§ **BRIEF**
Copy every line of the listing exactly.

§ **EXERCISE MATERIALS**
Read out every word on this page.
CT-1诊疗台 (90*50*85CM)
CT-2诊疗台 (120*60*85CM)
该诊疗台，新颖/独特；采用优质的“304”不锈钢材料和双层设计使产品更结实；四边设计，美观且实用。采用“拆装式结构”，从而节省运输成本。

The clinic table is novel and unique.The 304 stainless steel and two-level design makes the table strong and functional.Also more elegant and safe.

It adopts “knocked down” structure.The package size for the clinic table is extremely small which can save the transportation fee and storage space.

§ **WORKED SOLUTION**
Read out every word on this page.
CT-1诊疗台 (90*50*85CM)
CT-2诊疗台 (120*60*85CM)
该诊疗台，新颖/独特；采用优质的“304”不锈钢材料和双层设计使产品更结实；四边设计，美观且实用。采用“拆装式结构”，从而节省运输成本。

The clinic table is novel and unique.The 304 stainless steel and two-level design makes the table strong and functional.Also more elegant and safe.

It adopts “knocked down” structure.The package size for the clinic table is extremely small which can save the transportation fee and storage space.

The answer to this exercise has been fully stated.